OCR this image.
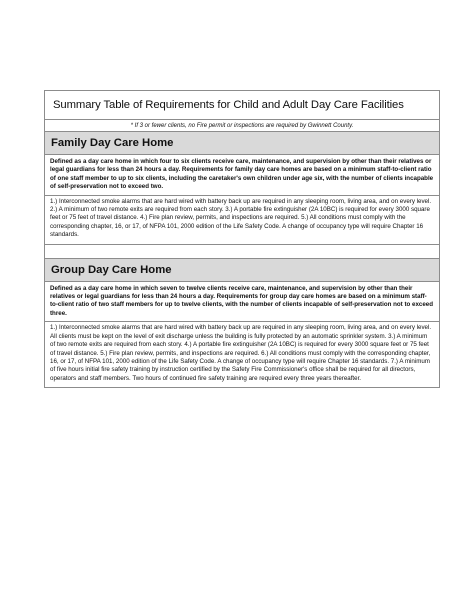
Summary Table of Requirements for Child and Adult Day Care Facilities
* If 3 or fewer clients, no Fire permit or inspections are required by Gwinnett County.
Family Day Care Home
Defined as a day care home in which four to six clients receive care, maintenance, and supervision by other than their relatives or legal guardians for less than 24 hours a day. Requirements for family day care homes are based on a minimum staff-to-client ratio of one staff member to up to six clients, including the caretaker's own children under age six, with the number of clients incapable of self-preservation not to exceed two.
1.) Interconnected smoke alarms that are hard wired with battery back up are required in any sleeping room, living area, and on every level. 2.) A minimum of two remote exits are required from each story. 3.) A portable fire extinguisher (2A 10BC) is required for every 3000 square feet or 75 feet of travel distance. 4.) Fire plan review, permits, and inspections are required. 5.) All conditions must comply with the corresponding chapter, 16, or 17, of NFPA 101, 2000 edition of the Life Safety Code. A change of occupancy type will require Chapter 16 standards.
Group Day Care Home
Defined as a day care home in which seven to twelve clients receive care, maintenance, and supervision by other than their relatives or legal guardians for less than 24 hours a day. Requirements for group day care homes are based on a minimum staff-to-client ratio of two staff members for up to twelve clients, with the number of clients incapable of self-preservation not to exceed three.
1.) Interconnected smoke alarms that are hard wired with battery back up are required in any sleeping room, living area, and on every level. All clients must be kept on the level of exit discharge unless the building is fully protected by an automatic sprinkler system. 3.) A minimum of two remote exits are required from each story. 4.) A portable fire extinguisher (2A 10BC) is required for every 3000 square feet or 75 feet of travel distance. 5.) Fire plan review, permits, and inspections are required. 6.) All conditions must comply with the corresponding chapter, 16, or 17, of NFPA 101, 2000 edition of the Life Safety Code. A change of occupancy type will require Chapter 16 standards. 7.) A minimum of five hours initial fire safety training by instruction certified by the Safety Fire Commissioner's office shall be required for all directors, operators and staff members. Two hours of continued fire safety training are required every three years thereafter.
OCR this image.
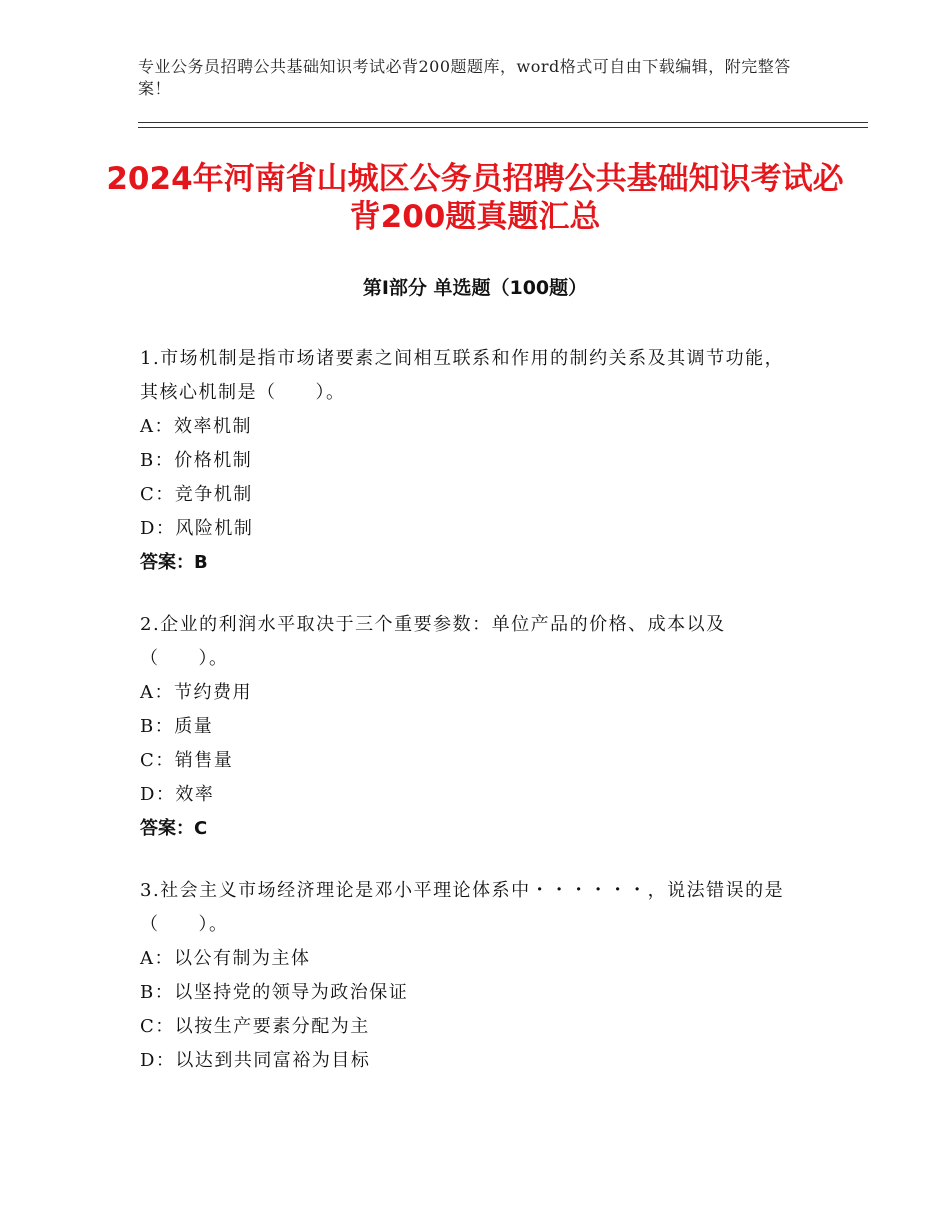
专业公务员招聘公共基础知识考试必背200题题库，word格式可自由下载编辑，附完整答案！
2024年河南省山城区公务员招聘公共基础知识考试必背200题真题汇总
第Ⅰ部分 单选题（100题）

1.市场机制是指市场诸要素之间相互联系和作用的制约关系及其调节功能，其核心机制是（　　）。

A：效率机制

B：价格机制

C：竞争机制

D：风险机制

答案：B

2.企业的利润水平取决于三个重要参数：单位产品的价格、成本以及（　　）。

A：节约费用

B：质量

C：销售量

D：效率

答案：C

3.社会主义市场经济理论是邓小平理论体系中・・・・・・，说法错误的是（　　）。

A：以公有制为主体

B：以坚持党的领导为政治保证

C：以按生产要素分配为主

D：以达到共同富裕为目标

* * * * *

> **Objective**
Give back the entries verbatim. Do not include any picture.

> **Expected output**
OCR this image.
Summary Table of Requirements for Child and Adult Day Care Facilities
* If 3 or fewer clients, no Fire permit or inspections are required by Gwinnett County.
Family Day Care Home
Defined as a day care home in which four to six clients receive care, maintenance, and supervision by other than their relatives or legal guardians for less than 24 hours a day. Requirements for family day care homes are based on a minimum staff-to-client ratio of one staff member to up to six clients, including the caretaker's own children under age six, with the number of clients incapable of self-preservation not to exceed two.
1.) Interconnected smoke alarms that are hard wired with battery back up are required in any sleeping room, living area, and on every level. 2.) A minimum of two remote exits are required from each story. 3.) A portable fire extinguisher (2A 10BC) is required for every 3000 square feet or 75 feet of travel distance. 4.) Fire plan review, permits, and inspections are required. 5.) All conditions must comply with the corresponding chapter, 16, or 17, of NFPA 101, 2000 edition of the Life Safety Code. A change of occupancy type will require Chapter 16 standards.
Group Day Care Home
Defined as a day care home in which seven to twelve clients receive care, maintenance, and supervision by other than their relatives or legal guardians for less than 24 hours a day. Requirements for group day care homes are based on a minimum staff-to-client ratio of two staff members for up to twelve clients, with the number of clients incapable of self-preservation not to exceed three.
1.) Interconnected smoke alarms that are hard wired with battery back up are required in any sleeping room, living area, and on every level. All clients must be kept on the level of exit discharge unless the building is fully protected by an automatic sprinkler system. 3.) A minimum of two remote exits are required from each story. 4.) A portable fire extinguisher (2A 10BC) is required for every 3000 square feet or 75 feet of travel distance. 5.) Fire plan review, permits, and inspections are required. 6.) All conditions must comply with the corresponding chapter, 16, or 17, of NFPA 101, 2000 edition of the Life Safety Code. A change of occupancy type will require Chapter 16 standards. 7.) A minimum of five hours initial fire safety training by instruction certified by the Safety Fire Commissioner's office shall be required for all directors, operators and staff members. Two hours of continued fire safety training are required every three years thereafter.
OCR this image.
专业公务员招聘公共基础知识考试必背200题题库，word格式可自由下载编辑，附完整答案！
2024年河南省山城区公务员招聘公共基础知识考试必背200题真题汇总
第Ⅰ部分 单选题（100题）

1.市场机制是指市场诸要素之间相互联系和作用的制约关系及其调节功能，其核心机制是（　　）。

A：效率机制

B：价格机制

C：竞争机制

D：风险机制

答案：B

2.企业的利润水平取决于三个重要参数：单位产品的价格、成本以及（　　）。

A：节约费用

B：质量

C：销售量

D：效率

答案：C

3.社会主义市场经济理论是邓小平理论体系中・・・・・・，说法错误的是（　　）。

A：以公有制为主体

B：以坚持党的领导为政治保证

C：以按生产要素分配为主

D：以达到共同富裕为目标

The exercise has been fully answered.